_DATA EXCERPTS_.

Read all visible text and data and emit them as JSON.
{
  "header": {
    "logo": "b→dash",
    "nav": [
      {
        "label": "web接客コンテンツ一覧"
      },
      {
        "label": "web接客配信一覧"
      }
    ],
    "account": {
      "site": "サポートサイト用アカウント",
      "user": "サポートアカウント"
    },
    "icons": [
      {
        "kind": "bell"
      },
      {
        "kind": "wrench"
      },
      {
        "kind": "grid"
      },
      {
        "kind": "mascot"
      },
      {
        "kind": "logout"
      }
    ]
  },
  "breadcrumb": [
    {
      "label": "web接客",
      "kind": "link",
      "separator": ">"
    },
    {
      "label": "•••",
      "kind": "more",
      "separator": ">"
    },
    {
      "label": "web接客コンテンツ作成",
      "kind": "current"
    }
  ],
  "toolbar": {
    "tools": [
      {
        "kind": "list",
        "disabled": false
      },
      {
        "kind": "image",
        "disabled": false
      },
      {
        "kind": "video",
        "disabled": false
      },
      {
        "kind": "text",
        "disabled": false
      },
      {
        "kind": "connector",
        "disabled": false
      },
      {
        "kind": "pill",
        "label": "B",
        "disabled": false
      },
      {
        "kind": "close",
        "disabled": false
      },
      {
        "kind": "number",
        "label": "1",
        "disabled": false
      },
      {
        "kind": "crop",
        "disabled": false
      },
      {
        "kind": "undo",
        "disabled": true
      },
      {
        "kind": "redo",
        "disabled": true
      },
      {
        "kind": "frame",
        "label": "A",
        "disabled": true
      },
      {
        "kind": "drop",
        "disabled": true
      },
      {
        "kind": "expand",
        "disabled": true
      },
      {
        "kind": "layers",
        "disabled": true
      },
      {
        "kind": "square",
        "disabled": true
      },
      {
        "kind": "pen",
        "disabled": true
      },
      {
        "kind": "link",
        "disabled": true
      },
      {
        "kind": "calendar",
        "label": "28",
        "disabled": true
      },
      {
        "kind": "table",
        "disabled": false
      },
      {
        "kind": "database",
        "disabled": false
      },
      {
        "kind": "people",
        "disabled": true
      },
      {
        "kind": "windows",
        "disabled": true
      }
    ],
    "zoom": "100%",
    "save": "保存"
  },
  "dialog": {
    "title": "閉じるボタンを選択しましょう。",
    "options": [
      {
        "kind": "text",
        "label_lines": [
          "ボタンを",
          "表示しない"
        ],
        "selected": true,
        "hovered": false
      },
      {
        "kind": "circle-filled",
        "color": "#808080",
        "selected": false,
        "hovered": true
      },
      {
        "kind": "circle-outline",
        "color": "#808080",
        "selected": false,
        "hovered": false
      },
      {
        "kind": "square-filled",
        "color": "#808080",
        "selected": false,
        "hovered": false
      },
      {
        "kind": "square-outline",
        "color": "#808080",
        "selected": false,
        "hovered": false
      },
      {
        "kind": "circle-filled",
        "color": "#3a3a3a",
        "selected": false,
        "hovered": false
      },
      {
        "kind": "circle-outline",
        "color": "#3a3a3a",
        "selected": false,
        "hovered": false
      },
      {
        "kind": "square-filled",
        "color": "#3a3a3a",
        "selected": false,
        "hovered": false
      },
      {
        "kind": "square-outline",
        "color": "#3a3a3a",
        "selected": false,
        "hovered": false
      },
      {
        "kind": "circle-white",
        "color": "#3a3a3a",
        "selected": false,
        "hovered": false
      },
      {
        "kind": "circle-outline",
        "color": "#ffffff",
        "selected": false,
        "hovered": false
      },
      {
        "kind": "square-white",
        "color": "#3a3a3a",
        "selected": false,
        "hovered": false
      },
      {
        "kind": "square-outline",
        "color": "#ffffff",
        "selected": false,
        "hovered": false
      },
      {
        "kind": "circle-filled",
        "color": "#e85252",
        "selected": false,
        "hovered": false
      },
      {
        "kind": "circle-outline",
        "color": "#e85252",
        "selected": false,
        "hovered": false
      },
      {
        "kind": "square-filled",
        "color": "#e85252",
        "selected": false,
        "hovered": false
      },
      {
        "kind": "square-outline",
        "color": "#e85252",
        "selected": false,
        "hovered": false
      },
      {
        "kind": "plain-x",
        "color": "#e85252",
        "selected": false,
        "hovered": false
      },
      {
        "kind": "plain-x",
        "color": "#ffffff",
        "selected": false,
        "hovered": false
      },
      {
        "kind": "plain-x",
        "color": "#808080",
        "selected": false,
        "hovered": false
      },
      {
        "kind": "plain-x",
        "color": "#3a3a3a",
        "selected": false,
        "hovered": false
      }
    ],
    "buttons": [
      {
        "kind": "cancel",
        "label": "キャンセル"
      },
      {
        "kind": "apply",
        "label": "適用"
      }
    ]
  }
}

_TASK DETAILS_. Retype all the material above precisely, with no line left out.

_SOLUTION FOR THIS PROBLEM_.
Read all visible text and data and emit them as JSON.
{
  "header": {
    "logo": "b→dash",
    "nav": [
      {
        "label": "web接客コンテンツ一覧"
      },
      {
        "label": "web接客配信一覧"
      }
    ],
    "account": {
      "site": "サポートサイト用アカウント",
      "user": "サポートアカウント"
    },
    "icons": [
      {
        "kind": "bell"
      },
      {
        "kind": "wrench"
      },
      {
        "kind": "grid"
      },
      {
        "kind": "mascot"
      },
      {
        "kind": "logout"
      }
    ]
  },
  "breadcrumb": [
    {
      "label": "web接客",
      "kind": "link",
      "separator": ">"
    },
    {
      "label": "•••",
      "kind": "more",
      "separator": ">"
    },
    {
      "label": "web接客コンテンツ作成",
      "kind": "current"
    }
  ],
  "toolbar": {
    "tools": [
      {
        "kind": "list",
        "disabled": false
      },
      {
        "kind": "image",
        "disabled": false
      },
      {
        "kind": "video",
        "disabled": false
      },
      {
        "kind": "text",
        "disabled": false
      },
      {
        "kind": "connector",
        "disabled": false
      },
      {
        "kind": "pill",
        "label": "B",
        "disabled": false
      },
      {
        "kind": "close",
        "disabled": false
      },
      {
        "kind": "number",
        "label": "1",
        "disabled": false
      },
      {
        "kind": "crop",
        "disabled": false
      },
      {
        "kind": "undo",
        "disabled": true
      },
      {
        "kind": "redo",
        "disabled": true
      },
      {
        "kind": "frame",
        "label": "A",
        "disabled": true
      },
      {
        "kind": "drop",
        "disabled": true
      },
      {
        "kind": "expand",
        "disabled": true
      },
      {
        "kind": "layers",
        "disabled": true
      },
      {
        "kind": "square",
        "disabled": true
      },
      {
        "kind": "pen",
        "disabled": true
      },
      {
        "kind": "link",
        "disabled": true
      },
      {
        "kind": "calendar",
        "label": "28",
        "disabled": true
      },
      {
        "kind": "table",
        "disabled": false
      },
      {
        "kind": "database",
        "disabled": false
      },
      {
        "kind": "people",
        "disabled": true
      },
      {
        "kind": "windows",
        "disabled": true
      }
    ],
    "zoom": "100%",
    "save": "保存"
  },
  "dialog": {
    "title": "閉じるボタンを選択しましょう。",
    "options": [
      {
        "kind": "text",
        "label_lines": [
          "ボタンを",
          "表示しない"
        ],
        "selected": true,
        "hovered": false
      },
      {
        "kind": "circle-filled",
        "color": "#808080",
        "selected": false,
        "hovered": true
      },
      {
        "kind": "circle-outline",
        "color": "#808080",
        "selected": false,
        "hovered": false
      },
      {
        "kind": "square-filled",
        "color": "#808080",
        "selected": false,
        "hovered": false
      },
      {
        "kind": "square-outline",
        "color": "#808080",
        "selected": false,
        "hovered": false
      },
      {
        "kind": "circle-filled",
        "color": "#3a3a3a",
        "selected": false,
        "hovered": false
      },
      {
        "kind": "circle-outline",
        "color": "#3a3a3a",
        "selected": false,
        "hovered": false
      },
      {
        "kind": "square-filled",
        "color": "#3a3a3a",
        "selected": false,
        "hovered": false
      },
      {
        "kind": "square-outline",
        "color": "#3a3a3a",
        "selected": false,
        "hovered": false
      },
      {
        "kind": "circle-white",
        "color": "#3a3a3a",
        "selected": false,
        "hovered": false
      },
      {
        "kind": "circle-outline",
        "color": "#ffffff",
        "selected": false,
        "hovered": false
      },
      {
        "kind": "square-white",
        "color": "#3a3a3a",
        "selected": false,
        "hovered": false
      },
      {
        "kind": "square-outline",
        "color": "#ffffff",
        "selected": false,
        "hovered": false
      },
      {
        "kind": "circle-filled",
        "color": "#e85252",
        "selected": false,
        "hovered": false
      },
      {
        "kind": "circle-outline",
        "color": "#e85252",
        "selected": false,
        "hovered": false
      },
      {
        "kind": "square-filled",
        "color": "#e85252",
        "selected": false,
        "hovered": false
      },
      {
        "kind": "square-outline",
        "color": "#e85252",
        "selected": false,
        "hovered": false
      },
      {
        "kind": "plain-x",
        "color": "#e85252",
        "selected": false,
        "hovered": false
      },
      {
        "kind": "plain-x",
        "color": "#ffffff",
        "selected": false,
        "hovered": false
      },
      {
        "kind": "plain-x",
        "color": "#808080",
        "selected": false,
        "hovered": false
      },
      {
        "kind": "plain-x",
        "color": "#3a3a3a",
        "selected": false,
        "hovered": false
      }
    ],
    "buttons": [
      {
        "kind": "cancel",
        "label": "キャンセル"
      },
      {
        "kind": "apply",
        "label": "適用"
      }
    ]
  }
}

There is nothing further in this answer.